## GIVEN PROBLEM
Copy every record word for word.

______

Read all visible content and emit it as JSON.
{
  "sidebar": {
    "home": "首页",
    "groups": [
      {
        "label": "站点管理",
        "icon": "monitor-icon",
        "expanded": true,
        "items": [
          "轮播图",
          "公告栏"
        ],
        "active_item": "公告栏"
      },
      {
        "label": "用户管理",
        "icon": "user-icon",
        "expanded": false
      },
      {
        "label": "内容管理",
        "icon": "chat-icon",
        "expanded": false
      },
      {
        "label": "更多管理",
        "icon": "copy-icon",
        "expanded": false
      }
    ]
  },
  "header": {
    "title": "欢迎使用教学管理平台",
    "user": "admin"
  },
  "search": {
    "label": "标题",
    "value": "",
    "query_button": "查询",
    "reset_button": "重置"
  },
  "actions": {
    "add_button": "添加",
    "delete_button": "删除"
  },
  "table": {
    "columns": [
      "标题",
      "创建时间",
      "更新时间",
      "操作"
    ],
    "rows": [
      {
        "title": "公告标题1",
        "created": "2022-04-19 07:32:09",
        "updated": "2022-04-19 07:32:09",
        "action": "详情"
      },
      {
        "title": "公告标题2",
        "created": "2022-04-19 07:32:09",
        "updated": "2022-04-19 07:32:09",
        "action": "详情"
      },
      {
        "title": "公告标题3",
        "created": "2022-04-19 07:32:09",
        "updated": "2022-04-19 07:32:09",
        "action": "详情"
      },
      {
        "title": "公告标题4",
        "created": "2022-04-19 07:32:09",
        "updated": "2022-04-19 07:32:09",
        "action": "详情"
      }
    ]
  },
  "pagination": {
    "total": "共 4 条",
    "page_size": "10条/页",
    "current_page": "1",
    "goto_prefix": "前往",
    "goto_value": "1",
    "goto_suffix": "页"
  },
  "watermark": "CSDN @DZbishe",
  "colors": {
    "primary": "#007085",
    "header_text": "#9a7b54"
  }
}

______

## OUTPUT BELOW
Read all visible content and emit it as JSON.
{
  "sidebar": {
    "home": "首页",
    "groups": [
      {
        "label": "站点管理",
        "icon": "monitor-icon",
        "expanded": true,
        "items": [
          "轮播图",
          "公告栏"
        ],
        "active_item": "公告栏"
      },
      {
        "label": "用户管理",
        "icon": "user-icon",
        "expanded": false
      },
      {
        "label": "内容管理",
        "icon": "chat-icon",
        "expanded": false
      },
      {
        "label": "更多管理",
        "icon": "copy-icon",
        "expanded": false
      }
    ]
  },
  "header": {
    "title": "欢迎使用教学管理平台",
    "user": "admin"
  },
  "search": {
    "label": "标题",
    "value": "",
    "query_button": "查询",
    "reset_button": "重置"
  },
  "actions": {
    "add_button": "添加",
    "delete_button": "删除"
  },
  "table": {
    "columns": [
      "标题",
      "创建时间",
      "更新时间",
      "操作"
    ],
    "rows": [
      {
        "title": "公告标题1",
        "created": "2022-04-19 07:32:09",
        "updated": "2022-04-19 07:32:09",
        "action": "详情"
      },
      {
        "title": "公告标题2",
        "created": "2022-04-19 07:32:09",
        "updated": "2022-04-19 07:32:09",
        "action": "详情"
      },
      {
        "title": "公告标题3",
        "created": "2022-04-19 07:32:09",
        "updated": "2022-04-19 07:32:09",
        "action": "详情"
      },
      {
        "title": "公告标题4",
        "created": "2022-04-19 07:32:09",
        "updated": "2022-04-19 07:32:09",
        "action": "详情"
      }
    ]
  },
  "pagination": {
    "total": "共 4 条",
    "page_size": "10条/页",
    "current_page": "1",
    "goto_prefix": "前往",
    "goto_value": "1",
    "goto_suffix": "页"
  },
  "watermark": "CSDN @DZbishe",
  "colors": {
    "primary": "#007085",
    "header_text": "#9a7b54"
  }
}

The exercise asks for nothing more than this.